Figure data in JSON:
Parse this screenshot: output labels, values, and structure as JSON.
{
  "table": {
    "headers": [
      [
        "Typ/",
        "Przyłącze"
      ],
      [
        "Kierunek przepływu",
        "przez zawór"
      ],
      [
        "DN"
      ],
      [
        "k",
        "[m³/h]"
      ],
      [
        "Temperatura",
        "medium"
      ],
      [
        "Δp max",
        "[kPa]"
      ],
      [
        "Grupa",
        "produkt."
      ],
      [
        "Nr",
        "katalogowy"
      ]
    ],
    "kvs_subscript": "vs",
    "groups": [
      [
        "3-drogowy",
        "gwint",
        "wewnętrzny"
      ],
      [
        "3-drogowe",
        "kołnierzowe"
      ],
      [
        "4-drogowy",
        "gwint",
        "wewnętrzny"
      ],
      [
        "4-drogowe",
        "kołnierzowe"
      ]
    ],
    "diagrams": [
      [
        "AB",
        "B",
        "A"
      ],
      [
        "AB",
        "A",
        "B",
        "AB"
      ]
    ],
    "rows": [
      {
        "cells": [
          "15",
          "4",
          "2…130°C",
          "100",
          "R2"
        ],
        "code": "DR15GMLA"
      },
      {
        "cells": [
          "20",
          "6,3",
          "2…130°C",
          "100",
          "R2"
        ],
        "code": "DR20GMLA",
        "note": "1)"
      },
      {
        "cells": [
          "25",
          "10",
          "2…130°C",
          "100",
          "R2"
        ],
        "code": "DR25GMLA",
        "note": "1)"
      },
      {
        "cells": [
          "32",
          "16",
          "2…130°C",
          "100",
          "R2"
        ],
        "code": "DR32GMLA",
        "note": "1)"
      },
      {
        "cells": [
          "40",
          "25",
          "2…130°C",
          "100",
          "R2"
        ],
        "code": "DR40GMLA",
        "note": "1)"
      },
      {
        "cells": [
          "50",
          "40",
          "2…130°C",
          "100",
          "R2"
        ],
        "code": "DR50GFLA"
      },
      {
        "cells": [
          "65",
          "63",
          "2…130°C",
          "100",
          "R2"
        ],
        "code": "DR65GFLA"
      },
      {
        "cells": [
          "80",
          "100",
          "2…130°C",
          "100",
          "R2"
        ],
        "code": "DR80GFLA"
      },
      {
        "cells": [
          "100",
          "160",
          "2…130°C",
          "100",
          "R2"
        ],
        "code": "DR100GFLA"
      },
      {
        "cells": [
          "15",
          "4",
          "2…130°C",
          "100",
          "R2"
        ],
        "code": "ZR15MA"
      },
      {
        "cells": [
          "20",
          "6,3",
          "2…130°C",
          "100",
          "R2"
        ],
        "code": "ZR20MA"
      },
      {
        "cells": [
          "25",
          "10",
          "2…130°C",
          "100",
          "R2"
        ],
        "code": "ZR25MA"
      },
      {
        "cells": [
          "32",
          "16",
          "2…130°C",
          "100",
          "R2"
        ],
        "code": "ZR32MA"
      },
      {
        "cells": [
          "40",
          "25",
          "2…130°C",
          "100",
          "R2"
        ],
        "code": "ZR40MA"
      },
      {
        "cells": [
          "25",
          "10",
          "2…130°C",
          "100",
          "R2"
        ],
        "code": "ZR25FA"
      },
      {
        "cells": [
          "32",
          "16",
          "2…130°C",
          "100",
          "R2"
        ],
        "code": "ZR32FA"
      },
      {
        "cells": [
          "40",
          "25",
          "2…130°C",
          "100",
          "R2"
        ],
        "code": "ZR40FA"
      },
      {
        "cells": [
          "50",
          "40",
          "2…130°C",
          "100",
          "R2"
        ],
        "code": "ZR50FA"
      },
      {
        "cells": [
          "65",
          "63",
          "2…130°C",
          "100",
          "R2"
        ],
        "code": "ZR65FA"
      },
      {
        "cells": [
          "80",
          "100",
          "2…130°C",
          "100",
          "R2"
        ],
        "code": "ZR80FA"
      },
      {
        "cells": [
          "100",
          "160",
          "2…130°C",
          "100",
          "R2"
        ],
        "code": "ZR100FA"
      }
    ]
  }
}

* [Work to do]
Please output the complete data exactly.

* [Solution below]
Parse this screenshot: output labels, values, and structure as JSON.
{
  "table": {
    "headers": [
      [
        "Typ/",
        "Przyłącze"
      ],
      [
        "Kierunek przepływu",
        "przez zawór"
      ],
      [
        "DN"
      ],
      [
        "k",
        "[m³/h]"
      ],
      [
        "Temperatura",
        "medium"
      ],
      [
        "Δp max",
        "[kPa]"
      ],
      [
        "Grupa",
        "produkt."
      ],
      [
        "Nr",
        "katalogowy"
      ]
    ],
    "kvs_subscript": "vs",
    "groups": [
      [
        "3-drogowy",
        "gwint",
        "wewnętrzny"
      ],
      [
        "3-drogowe",
        "kołnierzowe"
      ],
      [
        "4-drogowy",
        "gwint",
        "wewnętrzny"
      ],
      [
        "4-drogowe",
        "kołnierzowe"
      ]
    ],
    "diagrams": [
      [
        "AB",
        "B",
        "A"
      ],
      [
        "AB",
        "A",
        "B",
        "AB"
      ]
    ],
    "rows": [
      {
        "cells": [
          "15",
          "4",
          "2…130°C",
          "100",
          "R2"
        ],
        "code": "DR15GMLA"
      },
      {
        "cells": [
          "20",
          "6,3",
          "2…130°C",
          "100",
          "R2"
        ],
        "code": "DR20GMLA",
        "note": "1)"
      },
      {
        "cells": [
          "25",
          "10",
          "2…130°C",
          "100",
          "R2"
        ],
        "code": "DR25GMLA",
        "note": "1)"
      },
      {
        "cells": [
          "32",
          "16",
          "2…130°C",
          "100",
          "R2"
        ],
        "code": "DR32GMLA",
        "note": "1)"
      },
      {
        "cells": [
          "40",
          "25",
          "2…130°C",
          "100",
          "R2"
        ],
        "code": "DR40GMLA",
        "note": "1)"
      },
      {
        "cells": [
          "50",
          "40",
          "2…130°C",
          "100",
          "R2"
        ],
        "code": "DR50GFLA"
      },
      {
        "cells": [
          "65",
          "63",
          "2…130°C",
          "100",
          "R2"
        ],
        "code": "DR65GFLA"
      },
      {
        "cells": [
          "80",
          "100",
          "2…130°C",
          "100",
          "R2"
        ],
        "code": "DR80GFLA"
      },
      {
        "cells": [
          "100",
          "160",
          "2…130°C",
          "100",
          "R2"
        ],
        "code": "DR100GFLA"
      },
      {
        "cells": [
          "15",
          "4",
          "2…130°C",
          "100",
          "R2"
        ],
        "code": "ZR15MA"
      },
      {
        "cells": [
          "20",
          "6,3",
          "2…130°C",
          "100",
          "R2"
        ],
        "code": "ZR20MA"
      },
      {
        "cells": [
          "25",
          "10",
          "2…130°C",
          "100",
          "R2"
        ],
        "code": "ZR25MA"
      },
      {
        "cells": [
          "32",
          "16",
          "2…130°C",
          "100",
          "R2"
        ],
        "code": "ZR32MA"
      },
      {
        "cells": [
          "40",
          "25",
          "2…130°C",
          "100",
          "R2"
        ],
        "code": "ZR40MA"
      },
      {
        "cells": [
          "25",
          "10",
          "2…130°C",
          "100",
          "R2"
        ],
        "code": "ZR25FA"
      },
      {
        "cells": [
          "32",
          "16",
          "2…130°C",
          "100",
          "R2"
        ],
        "code": "ZR32FA"
      },
      {
        "cells": [
          "40",
          "25",
          "2…130°C",
          "100",
          "R2"
        ],
        "code": "ZR40FA"
      },
      {
        "cells": [
          "50",
          "40",
          "2…130°C",
          "100",
          "R2"
        ],
        "code": "ZR50FA"
      },
      {
        "cells": [
          "65",
          "63",
          "2…130°C",
          "100",
          "R2"
        ],
        "code": "ZR65FA"
      },
      {
        "cells": [
          "80",
          "100",
          "2…130°C",
          "100",
          "R2"
        ],
        "code": "ZR80FA"
      },
      {
        "cells": [
          "100",
          "160",
          "2…130°C",
          "100",
          "R2"
        ],
        "code": "ZR100FA"
      }
    ]
  }
}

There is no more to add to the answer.